§ **Material**:

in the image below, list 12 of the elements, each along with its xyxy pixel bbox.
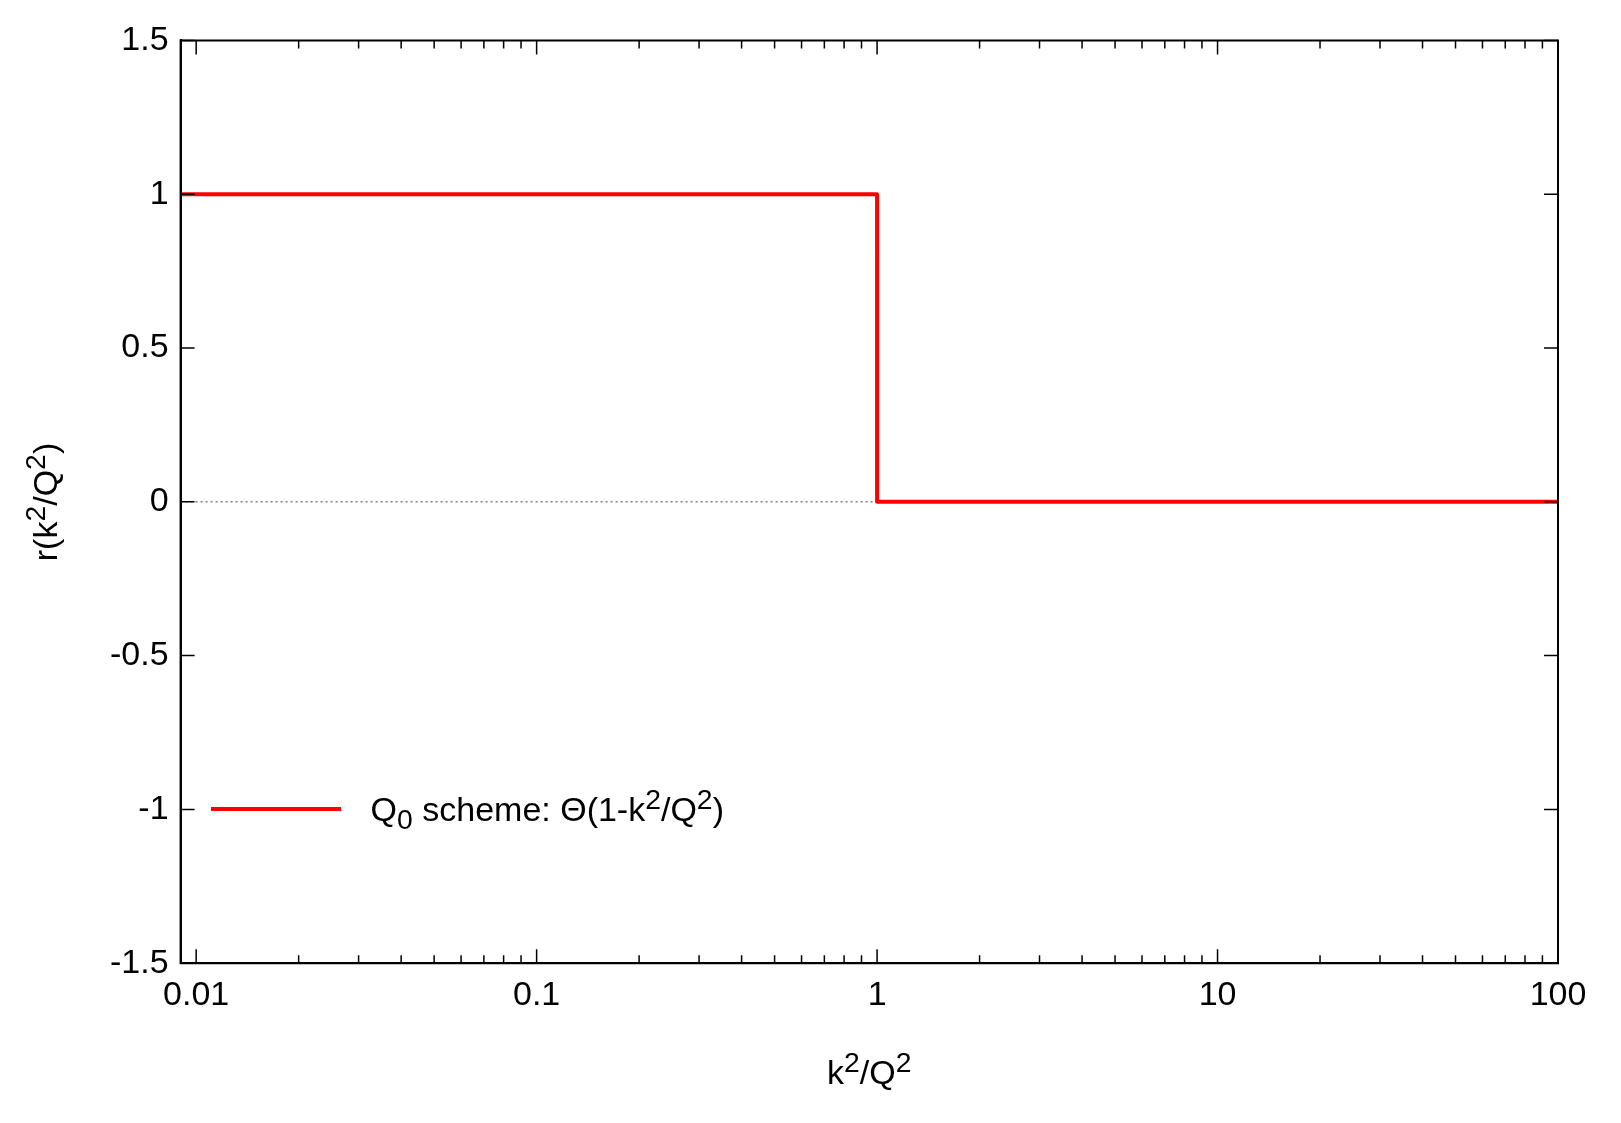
y-tick-label: 1.5 (121, 18, 169, 57)
y-tick-label: -1 (138, 787, 169, 826)
y-tick-label: -0.5 (109, 633, 169, 672)
y-tick-label: 0 (149, 480, 169, 519)
y-tick-label: 1 (149, 172, 169, 211)
legend-label: Q$_{0}$ scheme: Θ(1-k$^{2}$/Q$^{2}$) (370, 782, 724, 836)
x-axis-title: k$^{2}$/Q$^{2}$ (826, 1046, 913, 1093)
x-tick-label: 0.1 (512, 973, 561, 1012)
x-tick-label: 1 (867, 973, 887, 1012)
y-tick-label: 0.5 (121, 326, 169, 365)
x-tick-label: 10 (1198, 973, 1237, 1012)
x-tick-label: 100 (1529, 973, 1587, 1012)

§ **Instructions for the task**: Convert every line of the records above into a Markdown table with two columns, Row and Line, numbering the rows in order. Leave out blank lines and any picture.

§ **Correct result**:
| Row | Line |
|---|---|
| 1 | in the image below, list 12 of the elements, each along with its xyxy pixel bbox. |
| 2 | y-tick-label: 1.5 (121, 18, 169, 57) |
| 3 | y-tick-label: -1 (138, 787, 169, 826) |
| 4 | y-tick-label: -0.5 (109, 633, 169, 672) |
| 5 | y-tick-label: 0 (149, 480, 169, 519) |
| 6 | y-tick-label: 1 (149, 172, 169, 211) |
| 7 | legend-label: Q$_{0}$ scheme: Θ(1-k$^{2}$/Q$^{2}$) (370, 782, 724, 836) |
| 8 | x-axis-title: k$^{2}$/Q$^{2}$ (826, 1046, 913, 1093) |
| 9 | x-tick-label: 0.1 (512, 973, 561, 1012) |
| 10 | x-tick-label: 1 (867, 973, 887, 1012) |
| 11 | y-tick-label: 0.5 (121, 326, 169, 365) |
| 12 | x-tick-label: 10 (1198, 973, 1237, 1012) |
| 13 | x-tick-label: 100 (1529, 973, 1587, 1012) |